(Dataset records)
* * *

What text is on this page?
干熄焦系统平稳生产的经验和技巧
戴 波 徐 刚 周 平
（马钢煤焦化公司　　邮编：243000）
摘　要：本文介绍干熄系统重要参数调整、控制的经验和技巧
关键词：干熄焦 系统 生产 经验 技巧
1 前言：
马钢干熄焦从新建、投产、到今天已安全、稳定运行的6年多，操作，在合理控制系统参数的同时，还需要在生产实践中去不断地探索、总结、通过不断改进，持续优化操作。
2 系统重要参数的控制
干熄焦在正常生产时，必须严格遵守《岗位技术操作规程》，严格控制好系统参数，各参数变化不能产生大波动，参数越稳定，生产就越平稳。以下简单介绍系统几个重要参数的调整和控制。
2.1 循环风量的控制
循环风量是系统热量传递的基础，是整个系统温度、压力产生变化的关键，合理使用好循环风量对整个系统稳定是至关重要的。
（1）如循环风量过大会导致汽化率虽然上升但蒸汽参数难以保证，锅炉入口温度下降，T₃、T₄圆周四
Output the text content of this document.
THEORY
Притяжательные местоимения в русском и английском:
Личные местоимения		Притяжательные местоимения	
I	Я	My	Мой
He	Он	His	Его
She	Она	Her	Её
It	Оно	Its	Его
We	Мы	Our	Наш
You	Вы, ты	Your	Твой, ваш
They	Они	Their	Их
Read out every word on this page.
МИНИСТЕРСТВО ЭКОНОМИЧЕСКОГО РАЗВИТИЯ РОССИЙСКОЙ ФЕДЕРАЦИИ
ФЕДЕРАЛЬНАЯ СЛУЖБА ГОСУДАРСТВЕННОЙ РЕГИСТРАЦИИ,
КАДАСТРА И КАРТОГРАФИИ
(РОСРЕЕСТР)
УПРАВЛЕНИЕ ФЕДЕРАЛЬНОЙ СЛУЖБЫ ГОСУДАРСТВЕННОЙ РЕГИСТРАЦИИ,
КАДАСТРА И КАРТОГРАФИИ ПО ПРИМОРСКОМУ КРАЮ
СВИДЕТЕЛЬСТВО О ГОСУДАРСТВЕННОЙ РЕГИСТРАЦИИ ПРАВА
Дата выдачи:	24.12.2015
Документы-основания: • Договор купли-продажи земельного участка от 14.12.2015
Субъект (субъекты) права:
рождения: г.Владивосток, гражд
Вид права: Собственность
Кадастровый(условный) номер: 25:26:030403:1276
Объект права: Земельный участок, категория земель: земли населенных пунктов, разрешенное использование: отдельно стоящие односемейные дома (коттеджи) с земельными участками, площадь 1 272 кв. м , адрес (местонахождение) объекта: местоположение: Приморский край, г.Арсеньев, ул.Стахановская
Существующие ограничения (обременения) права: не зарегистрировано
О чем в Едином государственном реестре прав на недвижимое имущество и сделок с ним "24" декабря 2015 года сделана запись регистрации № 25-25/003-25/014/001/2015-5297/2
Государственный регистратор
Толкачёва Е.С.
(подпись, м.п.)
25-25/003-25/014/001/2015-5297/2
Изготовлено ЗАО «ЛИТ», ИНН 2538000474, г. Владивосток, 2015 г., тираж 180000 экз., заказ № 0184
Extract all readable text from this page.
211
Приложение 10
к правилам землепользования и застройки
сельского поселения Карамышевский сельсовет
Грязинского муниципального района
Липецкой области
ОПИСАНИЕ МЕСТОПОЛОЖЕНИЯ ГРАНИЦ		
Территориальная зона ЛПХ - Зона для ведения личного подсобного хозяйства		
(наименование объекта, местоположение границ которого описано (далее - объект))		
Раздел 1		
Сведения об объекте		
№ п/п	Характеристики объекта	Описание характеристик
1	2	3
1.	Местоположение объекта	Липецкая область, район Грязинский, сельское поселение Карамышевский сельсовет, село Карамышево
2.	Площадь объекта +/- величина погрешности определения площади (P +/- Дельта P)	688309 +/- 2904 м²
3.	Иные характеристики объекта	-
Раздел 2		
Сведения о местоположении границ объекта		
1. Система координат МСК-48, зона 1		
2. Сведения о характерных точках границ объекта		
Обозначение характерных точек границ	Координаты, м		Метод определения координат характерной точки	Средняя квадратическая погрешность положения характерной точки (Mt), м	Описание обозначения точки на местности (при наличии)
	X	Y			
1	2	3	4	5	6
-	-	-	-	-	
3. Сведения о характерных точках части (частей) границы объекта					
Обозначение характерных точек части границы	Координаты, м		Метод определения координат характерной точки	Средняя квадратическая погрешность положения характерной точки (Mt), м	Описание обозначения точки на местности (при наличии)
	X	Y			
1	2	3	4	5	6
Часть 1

* * *

Given task
Look for lines containing the string "Обозначение" and copy them all.

Exercise solution
Обозначение характерных точек границ	Координаты, м		Метод определения координат характерной точки	Средняя квадратическая погрешность положения характерной точки (Mt), м	Описание обозначения точки на местности (при наличии)
Обозначение характерных точек части границы	Координаты, м		Метод определения координат характерной точки	Средняя квадратическая погрешность положения характерной точки (Mt), м	Описание обозначения точки на местности (при наличии)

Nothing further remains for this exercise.